What the task requires = Transcribe every entry word for word, but drop the pictures.

Data for this exercise =
=-=-=-=-=
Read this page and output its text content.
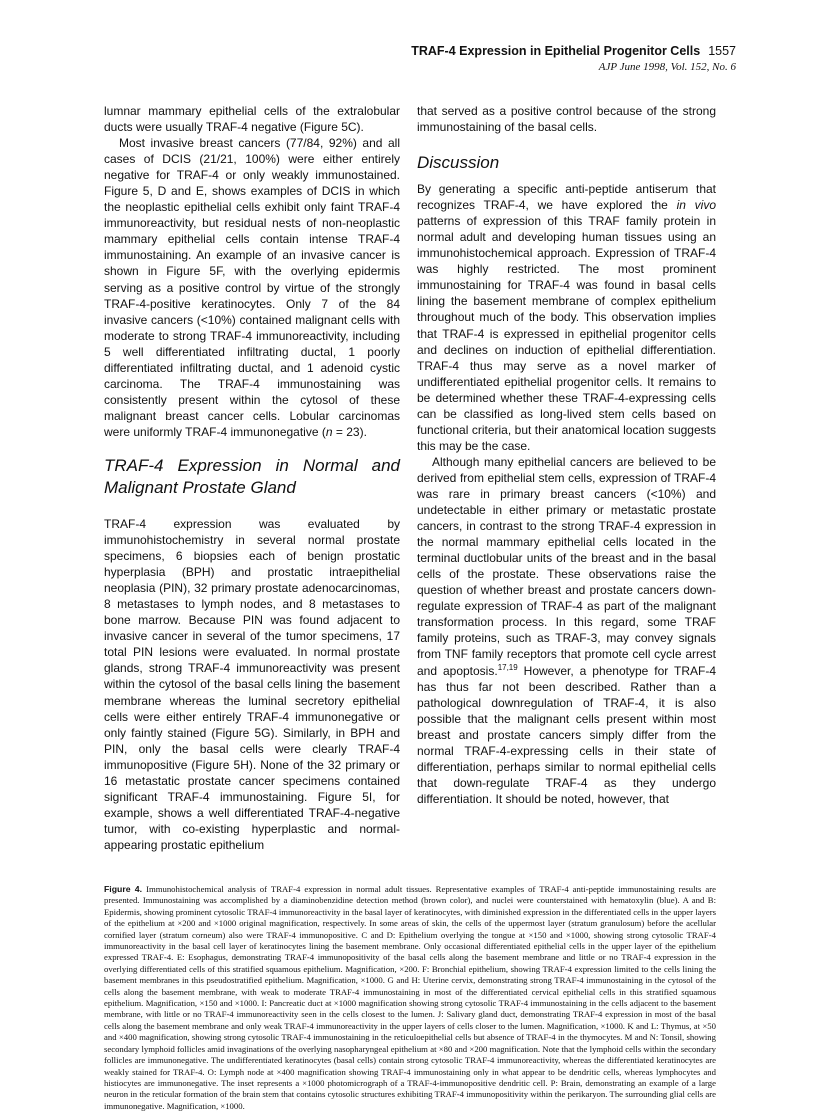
TRAF-4 Expression in Epithelial Progenitor Cells 1557
AJP June 1998, Vol. 152, No. 6

lumnar mammary epithelial cells of the extralobular ducts were usually TRAF-4 negative (Figure 5C).

Most invasive breast cancers (77/84, 92%) and all cases of DCIS (21/21, 100%) were either entirely negative for TRAF-4 or only weakly immunostained. Figure 5, D and E, shows examples of DCIS in which the neoplastic epithelial cells exhibit only faint TRAF-4 immunoreactivity, but residual nests of non-neoplastic mammary epithelial cells contain intense TRAF-4 immunostaining. An example of an invasive cancer is shown in Figure 5F, with the overlying epidermis serving as a positive control by virtue of the strongly TRAF-4-positive keratinocytes. Only 7 of the 84 invasive cancers (<10%) contained malignant cells with moderate to strong TRAF-4 immunoreactivity, including 5 well differentiated infiltrating ductal, 1 poorly differentiated infiltrating ductal, and 1 adenoid cystic carcinoma. The TRAF-4 immunostaining was consistently present within the cytosol of these malignant breast cancer cells. Lobular carcinomas were uniformly TRAF-4 immunonegative (n = 23).

TRAF-4 Expression in Normal and Malignant Prostate Gland

TRAF-4 expression was evaluated by immunohistochemistry in several normal prostate specimens, 6 biopsies each of benign prostatic hyperplasia (BPH) and prostatic intraepithelial neoplasia (PIN), 32 primary prostate adenocarcinomas, 8 metastases to lymph nodes, and 8 metastases to bone marrow. Because PIN was found adjacent to invasive cancer in several of the tumor specimens, 17 total PIN lesions were evaluated. In normal prostate glands, strong TRAF-4 immunoreactivity was present within the cytosol of the basal cells lining the basement membrane whereas the luminal secretory epithelial cells were either entirely TRAF-4 immunonegative or only faintly stained (Figure 5G). Similarly, in BPH and PIN, only the basal cells were clearly TRAF-4 immunopositive (Figure 5H). None of the 32 primary or 16 metastatic prostate cancer specimens contained significant TRAF-4 immunostaining. Figure 5I, for example, shows a well differentiated TRAF-4-negative tumor, with co-existing hyperplastic and normal-appearing prostatic epithelium

that served as a positive control because of the strong immunostaining of the basal cells.

Discussion

By generating a specific anti-peptide antiserum that recognizes TRAF-4, we have explored the in vivo patterns of expression of this TRAF family protein in normal adult and developing human tissues using an immunohistochemical approach. Expression of TRAF-4 was highly restricted. The most prominent immunostaining for TRAF-4 was found in basal cells lining the basement membrane of complex epithelium throughout much of the body. This observation implies that TRAF-4 is expressed in epithelial progenitor cells and declines on induction of epithelial differentiation. TRAF-4 thus may serve as a novel marker of undifferentiated epithelial progenitor cells. It remains to be determined whether these TRAF-4-expressing cells can be classified as long-lived stem cells based on functional criteria, but their anatomical location suggests this may be the case.

Although many epithelial cancers are believed to be derived from epithelial stem cells, expression of TRAF-4 was rare in primary breast cancers (<10%) and undetectable in either primary or metastatic prostate cancers, in contrast to the strong TRAF-4 expression in the normal mammary epithelial cells located in the terminal ductlobular units of the breast and in the basal cells of the prostate. These observations raise the question of whether breast and prostate cancers down-regulate expression of TRAF-4 as part of the malignant transformation process. In this regard, some TRAF family proteins, such as TRAF-3, may convey signals from TNF family receptors that promote cell cycle arrest and apoptosis.$^{17,19}$ However, a phenotype for TRAF-4 has thus far not been described. Rather than a pathological downregulation of TRAF-4, it is also possible that the malignant cells present within most breast and prostate cancers simply differ from the normal TRAF-4-expressing cells in their state of differentiation, perhaps similar to normal epithelial cells that down-regulate TRAF-4 as they undergo differentiation. It should be noted, however, that

Figure 4. Immunohistochemical analysis of TRAF-4 expression in normal adult tissues. Representative examples of TRAF-4 anti-peptide immunostaining results are presented. Immunostaining was accomplished by a diaminobenzidine detection method (brown color), and nuclei were counterstained with hematoxylin (blue). A and B: Epidermis, showing prominent cytosolic TRAF-4 immunoreactivity in the basal layer of keratinocytes, with diminished expression in the differentiated cells in the upper layers of the epithelium at ×200 and ×1000 original magnification, respectively. In some areas of skin, the cells of the uppermost layer (stratum granulosum) before the acellular cornified layer (stratum corneum) also were TRAF-4 immunopositive. C and D: Epithelium overlying the tongue at ×150 and ×1000, showing strong cytosolic TRAF-4 immunoreactivity in the basal cell layer of keratinocytes lining the basement membrane. Only occasional differentiated epithelial cells in the upper layer of the epithelium expressed TRAF-4. E: Esophagus, demonstrating TRAF-4 immunopositivity of the basal cells along the basement membrane and little or no TRAF-4 expression in the overlying differentiated cells of this stratified squamous epithelium. Magnification, ×200. F: Bronchial epithelium, showing TRAF-4 expression limited to the cells lining the basement membranes in this pseudostratified epithelium. Magnification, ×1000. G and H: Uterine cervix, demonstrating strong TRAF-4 immunostaining in the cytosol of the cells along the basement membrane, with weak to moderate TRAF-4 immunostaining in most of the differentiated cervical epithelial cells in this stratified squamous epithelium. Magnification, ×150 and ×1000. I: Pancreatic duct at ×1000 magnification showing strong cytosolic TRAF-4 immunostaining in the cells adjacent to the basement membrane, with little or no TRAF-4 immunoreactivity seen in the cells closest to the lumen. J: Salivary gland duct, demonstrating TRAF-4 expression in most of the basal cells along the basement membrane and only weak TRAF-4 immunoreactivity in the upper layers of cells closer to the lumen. Magnification, ×1000. K and L: Thymus, at ×50 and ×400 magnification, showing strong cytosolic TRAF-4 immunostaining in the reticuloepithelial cells but absence of TRAF-4 in the thymocytes. M and N: Tonsil, showing secondary lymphoid follicles amid invaginations of the overlying nasopharyngeal epithelium at ×80 and ×200 magnification. Note that the lymphoid cells within the secondary follicles are immunonegative. The undifferentiated keratinocytes (basal cells) contain strong cytosolic TRAF-4 immunoreactivity, whereas the differentiated keratinocytes are weakly stained for TRAF-4. O: Lymph node at ×400 magnification showing TRAF-4 immunostaining only in what appear to be dendritic cells, whereas lymphocytes and histiocytes are immunonegative. The inset represents a ×1000 photomicrograph of a TRAF-4-immunopositive dendritic cell. P: Brain, demonstrating an example of a large neuron in the reticular formation of the brain stem that contains cytosolic structures exhibiting TRAF-4 immunopositivity within the perikaryon. The surrounding glial cells are immunonegative. Magnification, ×1000.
=-=-=-=-=
Output of the exercise =
Read this page and output its text content.
TRAF-4 Expression in Epithelial Progenitor Cells 1557
AJP June 1998, Vol. 152, No. 6

lumnar mammary epithelial cells of the extralobular ducts were usually TRAF-4 negative (Figure 5C).

Most invasive breast cancers (77/84, 92%) and all cases of DCIS (21/21, 100%) were either entirely negative for TRAF-4 or only weakly immunostained. Figure 5, D and E, shows examples of DCIS in which the neoplastic epithelial cells exhibit only faint TRAF-4 immunoreactivity, but residual nests of non-neoplastic mammary epithelial cells contain intense TRAF-4 immunostaining. An example of an invasive cancer is shown in Figure 5F, with the overlying epidermis serving as a positive control by virtue of the strongly TRAF-4-positive keratinocytes. Only 7 of the 84 invasive cancers (<10%) contained malignant cells with moderate to strong TRAF-4 immunoreactivity, including 5 well differentiated infiltrating ductal, 1 poorly differentiated infiltrating ductal, and 1 adenoid cystic carcinoma. The TRAF-4 immunostaining was consistently present within the cytosol of these malignant breast cancer cells. Lobular carcinomas were uniformly TRAF-4 immunonegative (n = 23).

TRAF-4 Expression in Normal and Malignant Prostate Gland

TRAF-4 expression was evaluated by immunohistochemistry in several normal prostate specimens, 6 biopsies each of benign prostatic hyperplasia (BPH) and prostatic intraepithelial neoplasia (PIN), 32 primary prostate adenocarcinomas, 8 metastases to lymph nodes, and 8 metastases to bone marrow. Because PIN was found adjacent to invasive cancer in several of the tumor specimens, 17 total PIN lesions were evaluated. In normal prostate glands, strong TRAF-4 immunoreactivity was present within the cytosol of the basal cells lining the basement membrane whereas the luminal secretory epithelial cells were either entirely TRAF-4 immunonegative or only faintly stained (Figure 5G). Similarly, in BPH and PIN, only the basal cells were clearly TRAF-4 immunopositive (Figure 5H). None of the 32 primary or 16 metastatic prostate cancer specimens contained significant TRAF-4 immunostaining. Figure 5I, for example, shows a well differentiated TRAF-4-negative tumor, with co-existing hyperplastic and normal-appearing prostatic epithelium

that served as a positive control because of the strong immunostaining of the basal cells.

Discussion

By generating a specific anti-peptide antiserum that recognizes TRAF-4, we have explored the in vivo patterns of expression of this TRAF family protein in normal adult and developing human tissues using an immunohistochemical approach. Expression of TRAF-4 was highly restricted. The most prominent immunostaining for TRAF-4 was found in basal cells lining the basement membrane of complex epithelium throughout much of the body. This observation implies that TRAF-4 is expressed in epithelial progenitor cells and declines on induction of epithelial differentiation. TRAF-4 thus may serve as a novel marker of undifferentiated epithelial progenitor cells. It remains to be determined whether these TRAF-4-expressing cells can be classified as long-lived stem cells based on functional criteria, but their anatomical location suggests this may be the case.

Although many epithelial cancers are believed to be derived from epithelial stem cells, expression of TRAF-4 was rare in primary breast cancers (<10%) and undetectable in either primary or metastatic prostate cancers, in contrast to the strong TRAF-4 expression in the normal mammary epithelial cells located in the terminal ductlobular units of the breast and in the basal cells of the prostate. These observations raise the question of whether breast and prostate cancers down-regulate expression of TRAF-4 as part of the malignant transformation process. In this regard, some TRAF family proteins, such as TRAF-3, may convey signals from TNF family receptors that promote cell cycle arrest and apoptosis.$^{17,19}$ However, a phenotype for TRAF-4 has thus far not been described. Rather than a pathological downregulation of TRAF-4, it is also possible that the malignant cells present within most breast and prostate cancers simply differ from the normal TRAF-4-expressing cells in their state of differentiation, perhaps similar to normal epithelial cells that down-regulate TRAF-4 as they undergo differentiation. It should be noted, however, that

Figure 4. Immunohistochemical analysis of TRAF-4 expression in normal adult tissues. Representative examples of TRAF-4 anti-peptide immunostaining results are presented. Immunostaining was accomplished by a diaminobenzidine detection method (brown color), and nuclei were counterstained with hematoxylin (blue). A and B: Epidermis, showing prominent cytosolic TRAF-4 immunoreactivity in the basal layer of keratinocytes, with diminished expression in the differentiated cells in the upper layers of the epithelium at ×200 and ×1000 original magnification, respectively. In some areas of skin, the cells of the uppermost layer (stratum granulosum) before the acellular cornified layer (stratum corneum) also were TRAF-4 immunopositive. C and D: Epithelium overlying the tongue at ×150 and ×1000, showing strong cytosolic TRAF-4 immunoreactivity in the basal cell layer of keratinocytes lining the basement membrane. Only occasional differentiated epithelial cells in the upper layer of the epithelium expressed TRAF-4. E: Esophagus, demonstrating TRAF-4 immunopositivity of the basal cells along the basement membrane and little or no TRAF-4 expression in the overlying differentiated cells of this stratified squamous epithelium. Magnification, ×200. F: Bronchial epithelium, showing TRAF-4 expression limited to the cells lining the basement membranes in this pseudostratified epithelium. Magnification, ×1000. G and H: Uterine cervix, demonstrating strong TRAF-4 immunostaining in the cytosol of the cells along the basement membrane, with weak to moderate TRAF-4 immunostaining in most of the differentiated cervical epithelial cells in this stratified squamous epithelium. Magnification, ×150 and ×1000. I: Pancreatic duct at ×1000 magnification showing strong cytosolic TRAF-4 immunostaining in the cells adjacent to the basement membrane, with little or no TRAF-4 immunoreactivity seen in the cells closest to the lumen. J: Salivary gland duct, demonstrating TRAF-4 expression in most of the basal cells along the basement membrane and only weak TRAF-4 immunoreactivity in the upper layers of cells closer to the lumen. Magnification, ×1000. K and L: Thymus, at ×50 and ×400 magnification, showing strong cytosolic TRAF-4 immunostaining in the reticuloepithelial cells but absence of TRAF-4 in the thymocytes. M and N: Tonsil, showing secondary lymphoid follicles amid invaginations of the overlying nasopharyngeal epithelium at ×80 and ×200 magnification. Note that the lymphoid cells within the secondary follicles are immunonegative. The undifferentiated keratinocytes (basal cells) contain strong cytosolic TRAF-4 immunoreactivity, whereas the differentiated keratinocytes are weakly stained for TRAF-4. O: Lymph node at ×400 magnification showing TRAF-4 immunostaining only in what appear to be dendritic cells, whereas lymphocytes and histiocytes are immunonegative. The inset represents a ×1000 photomicrograph of a TRAF-4-immunopositive dendritic cell. P: Brain, demonstrating an example of a large neuron in the reticular formation of the brain stem that contains cytosolic structures exhibiting TRAF-4 immunopositivity within the perikaryon. The surrounding glial cells are immunonegative. Magnification, ×1000.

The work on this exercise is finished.